— START OF THE RECORDS —

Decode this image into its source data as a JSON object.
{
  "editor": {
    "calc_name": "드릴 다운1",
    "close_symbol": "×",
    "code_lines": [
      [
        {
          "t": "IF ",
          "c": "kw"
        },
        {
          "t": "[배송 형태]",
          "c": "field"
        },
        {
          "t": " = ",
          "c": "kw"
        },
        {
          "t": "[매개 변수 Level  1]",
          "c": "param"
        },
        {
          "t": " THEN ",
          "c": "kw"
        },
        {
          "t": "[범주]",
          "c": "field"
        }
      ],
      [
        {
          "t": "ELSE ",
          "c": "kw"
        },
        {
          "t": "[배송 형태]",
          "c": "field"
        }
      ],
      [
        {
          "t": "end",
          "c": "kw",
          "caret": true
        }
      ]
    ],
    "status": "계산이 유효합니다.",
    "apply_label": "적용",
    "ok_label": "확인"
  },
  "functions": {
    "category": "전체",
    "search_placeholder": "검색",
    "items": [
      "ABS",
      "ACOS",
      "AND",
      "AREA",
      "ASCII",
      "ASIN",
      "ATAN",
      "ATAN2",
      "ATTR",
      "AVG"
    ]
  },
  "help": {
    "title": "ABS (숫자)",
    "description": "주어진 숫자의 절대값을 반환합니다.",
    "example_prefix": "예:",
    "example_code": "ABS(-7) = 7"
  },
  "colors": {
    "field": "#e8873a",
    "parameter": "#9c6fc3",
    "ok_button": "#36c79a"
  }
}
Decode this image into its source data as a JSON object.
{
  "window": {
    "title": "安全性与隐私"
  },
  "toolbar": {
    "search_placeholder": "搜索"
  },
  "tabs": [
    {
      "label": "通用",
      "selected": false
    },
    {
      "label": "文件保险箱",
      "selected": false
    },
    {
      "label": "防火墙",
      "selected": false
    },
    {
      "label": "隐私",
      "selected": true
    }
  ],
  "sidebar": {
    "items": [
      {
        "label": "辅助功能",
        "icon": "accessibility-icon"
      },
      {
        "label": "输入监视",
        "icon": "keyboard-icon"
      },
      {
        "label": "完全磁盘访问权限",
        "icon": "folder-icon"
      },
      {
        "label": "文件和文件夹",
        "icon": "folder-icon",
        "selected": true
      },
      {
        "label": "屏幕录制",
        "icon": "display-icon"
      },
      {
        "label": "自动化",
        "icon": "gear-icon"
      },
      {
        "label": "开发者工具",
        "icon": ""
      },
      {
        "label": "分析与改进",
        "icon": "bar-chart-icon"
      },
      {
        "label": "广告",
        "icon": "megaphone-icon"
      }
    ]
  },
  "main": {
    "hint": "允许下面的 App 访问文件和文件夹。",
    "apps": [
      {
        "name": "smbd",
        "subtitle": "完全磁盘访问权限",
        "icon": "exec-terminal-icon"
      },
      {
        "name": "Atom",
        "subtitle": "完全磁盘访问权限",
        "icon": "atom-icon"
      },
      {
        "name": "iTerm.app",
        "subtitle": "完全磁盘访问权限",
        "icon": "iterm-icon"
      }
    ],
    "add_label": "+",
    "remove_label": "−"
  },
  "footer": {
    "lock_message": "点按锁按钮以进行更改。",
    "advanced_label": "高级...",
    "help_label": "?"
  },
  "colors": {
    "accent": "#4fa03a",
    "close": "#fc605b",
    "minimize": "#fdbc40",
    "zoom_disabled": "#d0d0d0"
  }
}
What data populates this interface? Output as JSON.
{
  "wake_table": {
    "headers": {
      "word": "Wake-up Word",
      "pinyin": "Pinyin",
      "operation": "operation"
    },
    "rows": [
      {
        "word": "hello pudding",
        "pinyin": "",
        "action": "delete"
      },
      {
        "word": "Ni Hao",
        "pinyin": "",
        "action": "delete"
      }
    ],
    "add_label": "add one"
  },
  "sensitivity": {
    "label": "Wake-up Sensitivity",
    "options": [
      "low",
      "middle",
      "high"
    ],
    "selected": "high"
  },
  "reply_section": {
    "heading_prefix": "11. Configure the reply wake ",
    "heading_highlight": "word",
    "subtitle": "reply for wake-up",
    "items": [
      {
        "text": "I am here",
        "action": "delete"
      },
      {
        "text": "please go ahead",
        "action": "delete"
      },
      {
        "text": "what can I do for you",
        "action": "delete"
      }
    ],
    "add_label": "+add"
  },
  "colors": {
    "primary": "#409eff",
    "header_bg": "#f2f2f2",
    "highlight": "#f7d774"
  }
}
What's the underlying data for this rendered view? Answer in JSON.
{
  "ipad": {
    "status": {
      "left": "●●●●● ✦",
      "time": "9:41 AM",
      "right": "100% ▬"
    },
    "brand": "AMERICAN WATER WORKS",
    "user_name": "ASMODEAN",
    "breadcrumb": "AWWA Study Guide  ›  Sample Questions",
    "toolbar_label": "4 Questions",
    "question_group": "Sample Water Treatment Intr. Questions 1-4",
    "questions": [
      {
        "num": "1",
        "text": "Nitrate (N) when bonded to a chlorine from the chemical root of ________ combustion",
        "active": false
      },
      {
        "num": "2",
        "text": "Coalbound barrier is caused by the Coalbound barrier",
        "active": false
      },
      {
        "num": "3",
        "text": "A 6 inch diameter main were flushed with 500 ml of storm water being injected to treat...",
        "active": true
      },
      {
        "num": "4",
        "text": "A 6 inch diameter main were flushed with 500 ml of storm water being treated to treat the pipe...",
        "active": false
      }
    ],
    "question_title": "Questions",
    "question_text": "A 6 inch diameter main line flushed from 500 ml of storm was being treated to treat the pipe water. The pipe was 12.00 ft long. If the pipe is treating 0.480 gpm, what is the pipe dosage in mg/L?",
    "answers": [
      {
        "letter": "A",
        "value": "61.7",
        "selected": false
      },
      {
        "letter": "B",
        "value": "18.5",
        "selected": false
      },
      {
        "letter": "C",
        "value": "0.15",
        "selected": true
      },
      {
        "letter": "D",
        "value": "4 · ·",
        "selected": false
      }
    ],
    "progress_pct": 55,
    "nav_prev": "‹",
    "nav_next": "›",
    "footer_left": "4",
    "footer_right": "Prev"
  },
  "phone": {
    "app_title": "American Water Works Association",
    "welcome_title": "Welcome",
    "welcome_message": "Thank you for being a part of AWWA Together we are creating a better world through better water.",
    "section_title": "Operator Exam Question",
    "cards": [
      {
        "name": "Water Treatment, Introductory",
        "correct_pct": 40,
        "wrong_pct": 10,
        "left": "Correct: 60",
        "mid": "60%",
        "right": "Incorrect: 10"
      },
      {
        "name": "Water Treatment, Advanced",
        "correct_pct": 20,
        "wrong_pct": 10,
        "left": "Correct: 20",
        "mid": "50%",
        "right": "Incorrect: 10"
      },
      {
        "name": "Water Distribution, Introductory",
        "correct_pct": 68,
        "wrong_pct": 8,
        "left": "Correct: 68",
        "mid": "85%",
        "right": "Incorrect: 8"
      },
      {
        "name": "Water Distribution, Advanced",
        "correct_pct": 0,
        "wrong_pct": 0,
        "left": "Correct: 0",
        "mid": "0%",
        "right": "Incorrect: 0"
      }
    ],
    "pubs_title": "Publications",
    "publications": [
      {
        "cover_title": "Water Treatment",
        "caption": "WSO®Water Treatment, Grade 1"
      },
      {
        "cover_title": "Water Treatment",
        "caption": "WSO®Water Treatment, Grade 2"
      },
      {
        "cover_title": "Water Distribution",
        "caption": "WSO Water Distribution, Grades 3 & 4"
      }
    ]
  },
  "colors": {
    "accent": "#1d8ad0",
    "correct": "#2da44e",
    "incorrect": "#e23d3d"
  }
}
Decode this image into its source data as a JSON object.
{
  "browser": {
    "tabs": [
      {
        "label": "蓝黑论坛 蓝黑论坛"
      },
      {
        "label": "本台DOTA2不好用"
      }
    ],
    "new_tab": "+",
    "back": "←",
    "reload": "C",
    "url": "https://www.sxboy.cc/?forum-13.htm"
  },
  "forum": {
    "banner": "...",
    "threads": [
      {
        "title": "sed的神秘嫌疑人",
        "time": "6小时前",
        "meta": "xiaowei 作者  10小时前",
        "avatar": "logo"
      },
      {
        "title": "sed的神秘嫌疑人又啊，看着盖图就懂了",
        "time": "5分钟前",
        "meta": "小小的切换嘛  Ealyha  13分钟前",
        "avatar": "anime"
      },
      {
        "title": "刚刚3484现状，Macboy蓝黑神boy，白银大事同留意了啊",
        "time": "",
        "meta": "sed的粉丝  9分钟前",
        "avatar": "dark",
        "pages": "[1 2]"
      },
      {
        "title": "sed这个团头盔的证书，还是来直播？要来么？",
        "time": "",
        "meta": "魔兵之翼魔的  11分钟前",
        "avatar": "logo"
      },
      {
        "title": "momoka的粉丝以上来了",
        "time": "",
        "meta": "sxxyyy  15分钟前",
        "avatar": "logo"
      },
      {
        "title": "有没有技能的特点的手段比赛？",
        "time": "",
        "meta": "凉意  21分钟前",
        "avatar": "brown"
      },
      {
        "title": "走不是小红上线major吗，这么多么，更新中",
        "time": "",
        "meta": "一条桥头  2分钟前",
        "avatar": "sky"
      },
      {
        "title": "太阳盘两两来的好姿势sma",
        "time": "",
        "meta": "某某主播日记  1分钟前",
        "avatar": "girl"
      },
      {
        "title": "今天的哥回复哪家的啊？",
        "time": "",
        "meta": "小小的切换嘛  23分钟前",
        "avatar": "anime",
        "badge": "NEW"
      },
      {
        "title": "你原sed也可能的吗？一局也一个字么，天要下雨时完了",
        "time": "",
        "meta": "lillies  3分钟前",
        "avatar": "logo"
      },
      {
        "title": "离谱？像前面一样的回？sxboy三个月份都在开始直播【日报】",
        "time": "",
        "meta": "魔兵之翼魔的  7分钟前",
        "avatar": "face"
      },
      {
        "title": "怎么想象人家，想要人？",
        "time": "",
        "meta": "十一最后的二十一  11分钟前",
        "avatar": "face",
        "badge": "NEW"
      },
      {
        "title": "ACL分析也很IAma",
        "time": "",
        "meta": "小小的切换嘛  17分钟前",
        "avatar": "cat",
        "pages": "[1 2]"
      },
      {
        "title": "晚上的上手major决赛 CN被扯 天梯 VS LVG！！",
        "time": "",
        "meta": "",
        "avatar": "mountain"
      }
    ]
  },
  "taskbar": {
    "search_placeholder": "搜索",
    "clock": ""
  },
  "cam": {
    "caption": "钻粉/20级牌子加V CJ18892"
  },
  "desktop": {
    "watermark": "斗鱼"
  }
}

— END OF THE RECORDS —

• TASK GOAL: How many lines in the records hold the string "Introductory"? Reply with the number alone.

• SOLUTION FOR THIS EXERCISE: 2